START

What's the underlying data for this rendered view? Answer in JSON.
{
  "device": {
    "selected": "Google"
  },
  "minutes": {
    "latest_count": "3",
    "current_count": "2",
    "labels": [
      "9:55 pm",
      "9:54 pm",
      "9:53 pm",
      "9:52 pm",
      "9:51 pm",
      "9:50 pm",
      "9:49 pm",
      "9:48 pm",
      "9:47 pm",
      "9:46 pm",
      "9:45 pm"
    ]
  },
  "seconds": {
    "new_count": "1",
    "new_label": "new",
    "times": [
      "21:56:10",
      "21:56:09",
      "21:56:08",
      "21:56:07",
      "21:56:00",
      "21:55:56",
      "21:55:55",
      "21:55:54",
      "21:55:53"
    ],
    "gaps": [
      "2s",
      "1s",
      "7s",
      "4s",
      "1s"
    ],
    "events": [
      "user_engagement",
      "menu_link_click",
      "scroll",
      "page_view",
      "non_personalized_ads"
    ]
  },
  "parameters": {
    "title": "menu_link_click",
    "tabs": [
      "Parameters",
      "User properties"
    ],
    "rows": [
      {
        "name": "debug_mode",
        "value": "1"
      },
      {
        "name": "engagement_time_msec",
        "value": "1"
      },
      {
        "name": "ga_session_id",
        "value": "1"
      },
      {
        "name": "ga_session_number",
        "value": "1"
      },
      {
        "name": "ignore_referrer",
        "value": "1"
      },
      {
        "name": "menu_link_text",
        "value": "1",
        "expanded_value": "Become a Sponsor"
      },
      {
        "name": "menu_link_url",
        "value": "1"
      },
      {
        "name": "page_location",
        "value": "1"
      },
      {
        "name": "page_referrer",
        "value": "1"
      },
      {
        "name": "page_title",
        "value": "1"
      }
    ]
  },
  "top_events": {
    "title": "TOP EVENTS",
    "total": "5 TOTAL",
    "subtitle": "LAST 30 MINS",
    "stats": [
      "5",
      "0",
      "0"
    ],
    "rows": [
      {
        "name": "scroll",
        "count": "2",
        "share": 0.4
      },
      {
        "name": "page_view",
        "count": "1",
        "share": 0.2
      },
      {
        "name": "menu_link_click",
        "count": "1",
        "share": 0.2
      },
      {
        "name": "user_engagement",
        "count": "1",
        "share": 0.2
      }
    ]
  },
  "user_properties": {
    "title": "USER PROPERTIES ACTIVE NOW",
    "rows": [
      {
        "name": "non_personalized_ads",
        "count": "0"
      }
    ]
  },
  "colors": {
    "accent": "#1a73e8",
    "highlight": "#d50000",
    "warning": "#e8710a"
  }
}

END

• [EXERCISE TASK]:
Repeat the data precisely, reproducing every entry.

• [WRITTEN ANSWER]:
What's the underlying data for this rendered view? Answer in JSON.
{
  "device": {
    "selected": "Google"
  },
  "minutes": {
    "latest_count": "3",
    "current_count": "2",
    "labels": [
      "9:55 pm",
      "9:54 pm",
      "9:53 pm",
      "9:52 pm",
      "9:51 pm",
      "9:50 pm",
      "9:49 pm",
      "9:48 pm",
      "9:47 pm",
      "9:46 pm",
      "9:45 pm"
    ]
  },
  "seconds": {
    "new_count": "1",
    "new_label": "new",
    "times": [
      "21:56:10",
      "21:56:09",
      "21:56:08",
      "21:56:07",
      "21:56:00",
      "21:55:56",
      "21:55:55",
      "21:55:54",
      "21:55:53"
    ],
    "gaps": [
      "2s",
      "1s",
      "7s",
      "4s",
      "1s"
    ],
    "events": [
      "user_engagement",
      "menu_link_click",
      "scroll",
      "page_view",
      "non_personalized_ads"
    ]
  },
  "parameters": {
    "title": "menu_link_click",
    "tabs": [
      "Parameters",
      "User properties"
    ],
    "rows": [
      {
        "name": "debug_mode",
        "value": "1"
      },
      {
        "name": "engagement_time_msec",
        "value": "1"
      },
      {
        "name": "ga_session_id",
        "value": "1"
      },
      {
        "name": "ga_session_number",
        "value": "1"
      },
      {
        "name": "ignore_referrer",
        "value": "1"
      },
      {
        "name": "menu_link_text",
        "value": "1",
        "expanded_value": "Become a Sponsor"
      },
      {
        "name": "menu_link_url",
        "value": "1"
      },
      {
        "name": "page_location",
        "value": "1"
      },
      {
        "name": "page_referrer",
        "value": "1"
      },
      {
        "name": "page_title",
        "value": "1"
      }
    ]
  },
  "top_events": {
    "title": "TOP EVENTS",
    "total": "5 TOTAL",
    "subtitle": "LAST 30 MINS",
    "stats": [
      "5",
      "0",
      "0"
    ],
    "rows": [
      {
        "name": "scroll",
        "count": "2",
        "share": 0.4
      },
      {
        "name": "page_view",
        "count": "1",
        "share": 0.2
      },
      {
        "name": "menu_link_click",
        "count": "1",
        "share": 0.2
      },
      {
        "name": "user_engagement",
        "count": "1",
        "share": 0.2
      }
    ]
  },
  "user_properties": {
    "title": "USER PROPERTIES ACTIVE NOW",
    "rows": [
      {
        "name": "non_personalized_ads",
        "count": "0"
      }
    ]
  },
  "colors": {
    "accent": "#1a73e8",
    "highlight": "#d50000",
    "warning": "#e8710a"
  }
}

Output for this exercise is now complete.